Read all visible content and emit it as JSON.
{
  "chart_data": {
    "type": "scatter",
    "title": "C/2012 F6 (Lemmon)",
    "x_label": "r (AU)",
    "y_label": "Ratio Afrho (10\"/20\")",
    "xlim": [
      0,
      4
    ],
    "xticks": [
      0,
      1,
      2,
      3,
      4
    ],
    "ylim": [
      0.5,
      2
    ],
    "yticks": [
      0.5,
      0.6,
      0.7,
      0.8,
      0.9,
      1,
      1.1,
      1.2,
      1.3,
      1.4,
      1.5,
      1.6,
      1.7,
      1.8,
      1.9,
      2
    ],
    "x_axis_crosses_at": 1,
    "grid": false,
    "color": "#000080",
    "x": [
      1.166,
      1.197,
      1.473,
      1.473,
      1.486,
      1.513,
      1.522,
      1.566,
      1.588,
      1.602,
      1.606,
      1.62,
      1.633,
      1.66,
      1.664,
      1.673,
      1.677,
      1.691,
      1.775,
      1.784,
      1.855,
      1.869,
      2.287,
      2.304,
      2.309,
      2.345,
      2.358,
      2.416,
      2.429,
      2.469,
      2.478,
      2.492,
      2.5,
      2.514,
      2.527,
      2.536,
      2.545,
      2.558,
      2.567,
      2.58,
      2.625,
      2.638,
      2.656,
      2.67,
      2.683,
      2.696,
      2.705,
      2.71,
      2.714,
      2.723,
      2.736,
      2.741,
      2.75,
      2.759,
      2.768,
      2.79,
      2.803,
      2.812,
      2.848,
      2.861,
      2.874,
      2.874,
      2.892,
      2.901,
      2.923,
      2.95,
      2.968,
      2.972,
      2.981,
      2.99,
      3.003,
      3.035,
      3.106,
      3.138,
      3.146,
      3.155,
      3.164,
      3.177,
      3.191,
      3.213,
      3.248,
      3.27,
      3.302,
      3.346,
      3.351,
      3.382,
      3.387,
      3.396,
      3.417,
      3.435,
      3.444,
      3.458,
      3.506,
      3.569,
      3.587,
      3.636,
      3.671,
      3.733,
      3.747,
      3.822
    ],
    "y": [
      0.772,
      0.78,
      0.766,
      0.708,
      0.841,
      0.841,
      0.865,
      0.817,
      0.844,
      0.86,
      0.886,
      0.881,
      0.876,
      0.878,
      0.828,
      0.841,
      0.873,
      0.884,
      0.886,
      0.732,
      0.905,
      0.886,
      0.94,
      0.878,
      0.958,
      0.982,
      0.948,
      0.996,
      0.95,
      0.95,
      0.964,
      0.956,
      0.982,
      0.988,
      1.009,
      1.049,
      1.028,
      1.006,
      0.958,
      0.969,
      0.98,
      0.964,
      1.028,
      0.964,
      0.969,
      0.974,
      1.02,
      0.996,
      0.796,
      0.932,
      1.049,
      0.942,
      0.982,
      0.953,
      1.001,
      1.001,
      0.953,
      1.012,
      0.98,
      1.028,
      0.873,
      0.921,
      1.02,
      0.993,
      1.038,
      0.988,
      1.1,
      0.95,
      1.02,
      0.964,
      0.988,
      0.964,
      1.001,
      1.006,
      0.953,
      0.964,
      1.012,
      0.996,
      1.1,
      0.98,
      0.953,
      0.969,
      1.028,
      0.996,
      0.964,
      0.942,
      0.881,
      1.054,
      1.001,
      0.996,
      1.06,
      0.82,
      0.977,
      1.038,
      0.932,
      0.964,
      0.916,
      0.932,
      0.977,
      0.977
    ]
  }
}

* [Problem details]
Nothing should be left out: return all of the records exactly.

* [Correct result]
Read all visible content and emit it as JSON.
{
  "chart_data": {
    "type": "scatter",
    "title": "C/2012 F6 (Lemmon)",
    "x_label": "r (AU)",
    "y_label": "Ratio Afrho (10\"/20\")",
    "xlim": [
      0,
      4
    ],
    "xticks": [
      0,
      1,
      2,
      3,
      4
    ],
    "ylim": [
      0.5,
      2
    ],
    "yticks": [
      0.5,
      0.6,
      0.7,
      0.8,
      0.9,
      1,
      1.1,
      1.2,
      1.3,
      1.4,
      1.5,
      1.6,
      1.7,
      1.8,
      1.9,
      2
    ],
    "x_axis_crosses_at": 1,
    "grid": false,
    "color": "#000080",
    "x": [
      1.166,
      1.197,
      1.473,
      1.473,
      1.486,
      1.513,
      1.522,
      1.566,
      1.588,
      1.602,
      1.606,
      1.62,
      1.633,
      1.66,
      1.664,
      1.673,
      1.677,
      1.691,
      1.775,
      1.784,
      1.855,
      1.869,
      2.287,
      2.304,
      2.309,
      2.345,
      2.358,
      2.416,
      2.429,
      2.469,
      2.478,
      2.492,
      2.5,
      2.514,
      2.527,
      2.536,
      2.545,
      2.558,
      2.567,
      2.58,
      2.625,
      2.638,
      2.656,
      2.67,
      2.683,
      2.696,
      2.705,
      2.71,
      2.714,
      2.723,
      2.736,
      2.741,
      2.75,
      2.759,
      2.768,
      2.79,
      2.803,
      2.812,
      2.848,
      2.861,
      2.874,
      2.874,
      2.892,
      2.901,
      2.923,
      2.95,
      2.968,
      2.972,
      2.981,
      2.99,
      3.003,
      3.035,
      3.106,
      3.138,
      3.146,
      3.155,
      3.164,
      3.177,
      3.191,
      3.213,
      3.248,
      3.27,
      3.302,
      3.346,
      3.351,
      3.382,
      3.387,
      3.396,
      3.417,
      3.435,
      3.444,
      3.458,
      3.506,
      3.569,
      3.587,
      3.636,
      3.671,
      3.733,
      3.747,
      3.822
    ],
    "y": [
      0.772,
      0.78,
      0.766,
      0.708,
      0.841,
      0.841,
      0.865,
      0.817,
      0.844,
      0.86,
      0.886,
      0.881,
      0.876,
      0.878,
      0.828,
      0.841,
      0.873,
      0.884,
      0.886,
      0.732,
      0.905,
      0.886,
      0.94,
      0.878,
      0.958,
      0.982,
      0.948,
      0.996,
      0.95,
      0.95,
      0.964,
      0.956,
      0.982,
      0.988,
      1.009,
      1.049,
      1.028,
      1.006,
      0.958,
      0.969,
      0.98,
      0.964,
      1.028,
      0.964,
      0.969,
      0.974,
      1.02,
      0.996,
      0.796,
      0.932,
      1.049,
      0.942,
      0.982,
      0.953,
      1.001,
      1.001,
      0.953,
      1.012,
      0.98,
      1.028,
      0.873,
      0.921,
      1.02,
      0.993,
      1.038,
      0.988,
      1.1,
      0.95,
      1.02,
      0.964,
      0.988,
      0.964,
      1.001,
      1.006,
      0.953,
      0.964,
      1.012,
      0.996,
      1.1,
      0.98,
      0.953,
      0.969,
      1.028,
      0.996,
      0.964,
      0.942,
      0.881,
      1.054,
      1.001,
      0.996,
      1.06,
      0.82,
      0.977,
      1.038,
      0.932,
      0.964,
      0.916,
      0.932,
      0.977,
      0.977
    ]
  }
}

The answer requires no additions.